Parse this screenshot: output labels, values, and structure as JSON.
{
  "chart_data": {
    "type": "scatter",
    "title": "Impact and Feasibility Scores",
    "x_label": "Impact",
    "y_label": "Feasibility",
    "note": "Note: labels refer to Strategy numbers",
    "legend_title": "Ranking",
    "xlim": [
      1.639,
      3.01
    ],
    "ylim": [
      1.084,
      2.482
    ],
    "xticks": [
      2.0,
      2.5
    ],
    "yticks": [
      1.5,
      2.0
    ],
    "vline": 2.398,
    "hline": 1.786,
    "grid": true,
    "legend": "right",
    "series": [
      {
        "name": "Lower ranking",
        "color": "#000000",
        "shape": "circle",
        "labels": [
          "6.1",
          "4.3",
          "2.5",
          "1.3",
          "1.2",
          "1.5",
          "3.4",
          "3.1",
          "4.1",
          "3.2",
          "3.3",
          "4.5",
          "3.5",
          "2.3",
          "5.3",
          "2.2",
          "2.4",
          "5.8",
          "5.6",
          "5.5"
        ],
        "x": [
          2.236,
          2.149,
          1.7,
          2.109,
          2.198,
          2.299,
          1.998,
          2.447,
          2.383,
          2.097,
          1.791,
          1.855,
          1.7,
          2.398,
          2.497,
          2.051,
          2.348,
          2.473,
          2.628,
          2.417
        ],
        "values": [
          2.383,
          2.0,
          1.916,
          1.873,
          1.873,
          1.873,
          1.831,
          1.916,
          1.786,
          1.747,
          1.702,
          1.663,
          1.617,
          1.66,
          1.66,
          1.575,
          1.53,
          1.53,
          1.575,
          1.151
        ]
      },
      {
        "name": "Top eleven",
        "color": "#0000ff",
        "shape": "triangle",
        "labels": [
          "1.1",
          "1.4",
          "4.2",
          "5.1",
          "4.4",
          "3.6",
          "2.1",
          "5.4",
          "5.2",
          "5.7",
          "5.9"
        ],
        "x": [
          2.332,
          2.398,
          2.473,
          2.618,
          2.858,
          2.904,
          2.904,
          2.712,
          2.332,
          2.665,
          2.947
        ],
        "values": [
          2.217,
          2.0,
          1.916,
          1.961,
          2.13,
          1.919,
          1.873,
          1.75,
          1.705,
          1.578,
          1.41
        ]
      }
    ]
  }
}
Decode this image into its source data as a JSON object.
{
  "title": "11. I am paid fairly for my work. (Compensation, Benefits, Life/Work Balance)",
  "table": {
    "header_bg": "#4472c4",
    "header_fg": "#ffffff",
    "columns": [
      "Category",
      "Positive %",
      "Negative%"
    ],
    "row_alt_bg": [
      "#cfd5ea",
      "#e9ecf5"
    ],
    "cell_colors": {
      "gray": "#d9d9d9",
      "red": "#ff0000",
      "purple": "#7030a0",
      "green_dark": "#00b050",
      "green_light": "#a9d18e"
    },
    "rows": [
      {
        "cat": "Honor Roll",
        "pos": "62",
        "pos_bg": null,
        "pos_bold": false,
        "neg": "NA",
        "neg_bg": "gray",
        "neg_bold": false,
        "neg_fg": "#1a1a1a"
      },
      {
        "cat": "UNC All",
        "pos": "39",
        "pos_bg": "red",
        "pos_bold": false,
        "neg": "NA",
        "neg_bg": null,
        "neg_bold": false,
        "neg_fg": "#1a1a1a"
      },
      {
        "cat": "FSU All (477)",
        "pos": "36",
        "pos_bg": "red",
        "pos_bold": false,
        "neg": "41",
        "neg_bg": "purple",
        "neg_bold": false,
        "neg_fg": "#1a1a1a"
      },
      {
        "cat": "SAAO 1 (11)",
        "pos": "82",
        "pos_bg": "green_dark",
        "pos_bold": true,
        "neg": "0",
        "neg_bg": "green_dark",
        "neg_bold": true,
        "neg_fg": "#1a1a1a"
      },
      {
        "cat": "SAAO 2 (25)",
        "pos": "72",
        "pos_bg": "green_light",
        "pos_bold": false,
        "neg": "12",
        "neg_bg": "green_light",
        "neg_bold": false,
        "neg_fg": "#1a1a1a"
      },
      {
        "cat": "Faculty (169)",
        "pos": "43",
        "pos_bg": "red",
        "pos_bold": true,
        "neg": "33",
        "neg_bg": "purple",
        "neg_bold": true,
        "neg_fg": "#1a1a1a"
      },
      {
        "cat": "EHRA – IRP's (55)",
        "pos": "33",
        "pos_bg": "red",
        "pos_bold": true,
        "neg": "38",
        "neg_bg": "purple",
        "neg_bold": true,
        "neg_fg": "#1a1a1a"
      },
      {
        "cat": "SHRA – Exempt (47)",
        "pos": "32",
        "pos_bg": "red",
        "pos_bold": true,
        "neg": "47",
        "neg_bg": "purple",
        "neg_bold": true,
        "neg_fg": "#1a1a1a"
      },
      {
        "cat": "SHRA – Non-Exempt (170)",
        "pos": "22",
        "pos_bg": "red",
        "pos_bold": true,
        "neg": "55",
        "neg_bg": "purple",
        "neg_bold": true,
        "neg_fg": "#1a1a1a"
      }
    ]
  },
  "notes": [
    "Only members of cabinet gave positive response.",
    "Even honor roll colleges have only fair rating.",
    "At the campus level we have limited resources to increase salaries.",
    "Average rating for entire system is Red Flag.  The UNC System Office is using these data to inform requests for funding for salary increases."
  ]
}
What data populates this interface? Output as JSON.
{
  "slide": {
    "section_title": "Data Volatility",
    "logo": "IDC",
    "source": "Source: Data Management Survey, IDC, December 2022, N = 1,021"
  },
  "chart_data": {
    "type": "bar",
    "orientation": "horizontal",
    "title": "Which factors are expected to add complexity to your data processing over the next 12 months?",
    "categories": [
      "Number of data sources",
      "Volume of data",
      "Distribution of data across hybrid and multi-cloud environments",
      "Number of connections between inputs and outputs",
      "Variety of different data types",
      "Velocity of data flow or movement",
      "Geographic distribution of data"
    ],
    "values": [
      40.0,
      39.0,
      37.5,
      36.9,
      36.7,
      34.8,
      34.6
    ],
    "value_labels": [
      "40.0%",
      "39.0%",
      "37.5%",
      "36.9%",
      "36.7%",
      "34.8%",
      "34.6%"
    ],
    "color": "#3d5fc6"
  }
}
________________________________________
PROBLEM DESCRIPTION: Check each line of the records above for the string "this", and report every line that has it.

TASK RESPONSE:
Parse this screenshot: output labels, values, and structure as JSON.
Decode this image into its source data as a JSON object.
What data populates this interface? Output as JSON.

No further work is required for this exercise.